What this task involves: Work through the following lines and count those that hold the word "caption". Reply with that number only.

Records for processing:
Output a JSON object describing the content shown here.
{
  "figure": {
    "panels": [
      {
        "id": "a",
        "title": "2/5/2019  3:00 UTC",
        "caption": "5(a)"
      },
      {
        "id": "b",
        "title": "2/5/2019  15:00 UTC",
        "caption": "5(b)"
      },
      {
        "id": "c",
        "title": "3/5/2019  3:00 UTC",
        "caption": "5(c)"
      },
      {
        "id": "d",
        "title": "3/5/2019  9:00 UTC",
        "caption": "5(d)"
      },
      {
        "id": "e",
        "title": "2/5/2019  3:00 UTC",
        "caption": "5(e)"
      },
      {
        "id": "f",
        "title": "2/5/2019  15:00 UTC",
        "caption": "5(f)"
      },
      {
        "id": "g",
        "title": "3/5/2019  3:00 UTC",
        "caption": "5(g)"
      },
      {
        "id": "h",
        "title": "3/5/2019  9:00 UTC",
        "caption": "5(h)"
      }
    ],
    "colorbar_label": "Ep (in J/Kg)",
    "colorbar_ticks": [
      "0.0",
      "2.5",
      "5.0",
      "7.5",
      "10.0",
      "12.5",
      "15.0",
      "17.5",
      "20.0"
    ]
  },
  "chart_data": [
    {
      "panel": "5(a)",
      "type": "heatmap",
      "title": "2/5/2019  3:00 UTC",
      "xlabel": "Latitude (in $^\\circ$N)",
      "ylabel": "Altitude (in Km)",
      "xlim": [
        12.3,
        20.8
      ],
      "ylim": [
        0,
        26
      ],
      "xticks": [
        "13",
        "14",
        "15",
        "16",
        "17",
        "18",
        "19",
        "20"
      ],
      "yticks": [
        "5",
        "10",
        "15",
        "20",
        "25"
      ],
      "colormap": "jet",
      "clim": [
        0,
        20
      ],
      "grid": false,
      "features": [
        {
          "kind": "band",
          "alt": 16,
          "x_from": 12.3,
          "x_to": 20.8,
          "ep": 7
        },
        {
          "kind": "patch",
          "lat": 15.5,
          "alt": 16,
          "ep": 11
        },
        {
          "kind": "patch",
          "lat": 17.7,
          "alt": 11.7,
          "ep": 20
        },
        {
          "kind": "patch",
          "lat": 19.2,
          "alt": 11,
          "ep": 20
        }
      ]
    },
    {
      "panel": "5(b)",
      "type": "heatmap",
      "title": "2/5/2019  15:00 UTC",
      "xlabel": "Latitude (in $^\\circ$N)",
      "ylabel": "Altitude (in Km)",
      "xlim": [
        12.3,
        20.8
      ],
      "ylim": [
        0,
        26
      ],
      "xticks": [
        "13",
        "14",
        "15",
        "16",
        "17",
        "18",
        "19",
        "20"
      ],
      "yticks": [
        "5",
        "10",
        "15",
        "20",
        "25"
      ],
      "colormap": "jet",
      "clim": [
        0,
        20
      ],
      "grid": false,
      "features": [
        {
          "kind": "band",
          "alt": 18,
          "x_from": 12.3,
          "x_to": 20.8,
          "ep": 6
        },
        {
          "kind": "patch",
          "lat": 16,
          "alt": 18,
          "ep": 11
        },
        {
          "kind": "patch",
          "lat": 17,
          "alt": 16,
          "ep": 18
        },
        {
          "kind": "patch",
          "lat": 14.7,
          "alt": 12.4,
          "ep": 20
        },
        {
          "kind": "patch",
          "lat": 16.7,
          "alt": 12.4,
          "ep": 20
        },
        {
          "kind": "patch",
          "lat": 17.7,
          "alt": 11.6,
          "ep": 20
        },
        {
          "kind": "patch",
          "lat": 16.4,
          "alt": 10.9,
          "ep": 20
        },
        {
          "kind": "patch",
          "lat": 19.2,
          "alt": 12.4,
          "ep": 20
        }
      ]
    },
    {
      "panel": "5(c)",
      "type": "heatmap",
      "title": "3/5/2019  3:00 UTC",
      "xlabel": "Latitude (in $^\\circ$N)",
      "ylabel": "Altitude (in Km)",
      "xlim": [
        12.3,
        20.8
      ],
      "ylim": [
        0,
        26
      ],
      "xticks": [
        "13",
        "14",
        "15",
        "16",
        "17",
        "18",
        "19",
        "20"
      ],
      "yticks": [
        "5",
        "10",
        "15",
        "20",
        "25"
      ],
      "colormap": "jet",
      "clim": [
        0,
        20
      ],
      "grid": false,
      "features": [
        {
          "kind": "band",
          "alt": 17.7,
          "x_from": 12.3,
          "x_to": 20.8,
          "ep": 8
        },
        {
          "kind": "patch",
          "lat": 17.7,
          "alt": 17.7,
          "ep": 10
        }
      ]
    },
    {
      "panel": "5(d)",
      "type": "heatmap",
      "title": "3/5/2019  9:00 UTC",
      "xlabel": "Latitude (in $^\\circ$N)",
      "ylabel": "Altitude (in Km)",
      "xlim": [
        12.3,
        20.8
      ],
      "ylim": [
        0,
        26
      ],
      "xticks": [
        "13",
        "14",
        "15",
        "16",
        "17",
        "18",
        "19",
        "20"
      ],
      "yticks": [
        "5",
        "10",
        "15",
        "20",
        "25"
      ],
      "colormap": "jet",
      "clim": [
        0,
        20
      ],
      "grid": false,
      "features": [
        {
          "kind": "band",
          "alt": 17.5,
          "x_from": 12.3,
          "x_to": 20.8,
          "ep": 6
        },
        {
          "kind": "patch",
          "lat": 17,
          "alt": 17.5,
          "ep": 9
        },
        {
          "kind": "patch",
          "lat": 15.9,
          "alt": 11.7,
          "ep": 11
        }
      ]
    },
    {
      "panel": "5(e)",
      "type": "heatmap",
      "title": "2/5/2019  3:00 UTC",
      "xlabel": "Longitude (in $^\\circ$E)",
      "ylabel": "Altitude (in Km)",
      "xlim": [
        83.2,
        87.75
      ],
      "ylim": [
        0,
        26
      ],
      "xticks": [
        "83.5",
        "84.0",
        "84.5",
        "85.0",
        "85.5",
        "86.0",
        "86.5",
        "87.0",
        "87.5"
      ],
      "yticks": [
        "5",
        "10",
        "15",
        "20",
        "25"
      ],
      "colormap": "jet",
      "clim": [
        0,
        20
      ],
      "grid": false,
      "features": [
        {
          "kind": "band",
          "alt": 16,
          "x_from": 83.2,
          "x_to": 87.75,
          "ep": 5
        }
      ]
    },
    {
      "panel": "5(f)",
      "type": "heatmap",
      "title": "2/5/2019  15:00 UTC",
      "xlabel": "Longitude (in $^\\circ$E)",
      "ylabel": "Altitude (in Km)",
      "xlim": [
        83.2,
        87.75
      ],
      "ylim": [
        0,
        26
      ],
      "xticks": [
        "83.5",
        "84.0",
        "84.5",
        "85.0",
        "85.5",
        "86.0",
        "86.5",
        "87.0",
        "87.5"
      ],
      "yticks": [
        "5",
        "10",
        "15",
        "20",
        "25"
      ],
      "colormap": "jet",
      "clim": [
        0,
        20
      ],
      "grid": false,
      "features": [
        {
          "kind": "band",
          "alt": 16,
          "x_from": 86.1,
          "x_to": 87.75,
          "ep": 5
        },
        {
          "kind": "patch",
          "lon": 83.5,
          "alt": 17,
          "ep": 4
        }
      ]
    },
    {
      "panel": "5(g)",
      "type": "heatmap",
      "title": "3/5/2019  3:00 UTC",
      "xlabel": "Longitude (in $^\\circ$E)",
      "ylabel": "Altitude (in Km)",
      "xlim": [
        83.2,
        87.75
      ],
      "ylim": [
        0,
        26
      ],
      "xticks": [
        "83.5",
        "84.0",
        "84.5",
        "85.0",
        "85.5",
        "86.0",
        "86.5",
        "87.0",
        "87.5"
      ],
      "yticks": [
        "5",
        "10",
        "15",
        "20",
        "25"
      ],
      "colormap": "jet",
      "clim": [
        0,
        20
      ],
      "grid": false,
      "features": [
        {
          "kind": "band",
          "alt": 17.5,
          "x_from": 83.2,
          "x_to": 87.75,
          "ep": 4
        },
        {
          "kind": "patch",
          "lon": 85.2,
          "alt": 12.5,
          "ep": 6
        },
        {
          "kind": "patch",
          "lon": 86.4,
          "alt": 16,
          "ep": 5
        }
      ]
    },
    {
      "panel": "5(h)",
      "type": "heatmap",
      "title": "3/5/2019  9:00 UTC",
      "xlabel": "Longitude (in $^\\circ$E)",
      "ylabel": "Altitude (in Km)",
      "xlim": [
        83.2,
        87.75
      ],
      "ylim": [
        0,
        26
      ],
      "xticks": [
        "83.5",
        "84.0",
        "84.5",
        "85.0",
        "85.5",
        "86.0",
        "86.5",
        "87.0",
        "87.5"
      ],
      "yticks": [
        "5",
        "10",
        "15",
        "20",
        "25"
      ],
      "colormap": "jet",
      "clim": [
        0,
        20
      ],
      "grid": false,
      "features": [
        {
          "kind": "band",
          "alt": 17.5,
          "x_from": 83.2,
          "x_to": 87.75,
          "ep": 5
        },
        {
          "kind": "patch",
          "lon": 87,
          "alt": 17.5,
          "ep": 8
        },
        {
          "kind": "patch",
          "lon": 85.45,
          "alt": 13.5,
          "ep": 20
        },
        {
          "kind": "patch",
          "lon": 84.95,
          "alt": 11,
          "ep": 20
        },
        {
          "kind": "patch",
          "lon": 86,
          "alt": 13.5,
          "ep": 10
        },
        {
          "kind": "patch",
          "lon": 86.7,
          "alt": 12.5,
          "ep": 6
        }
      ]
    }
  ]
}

Response below: 8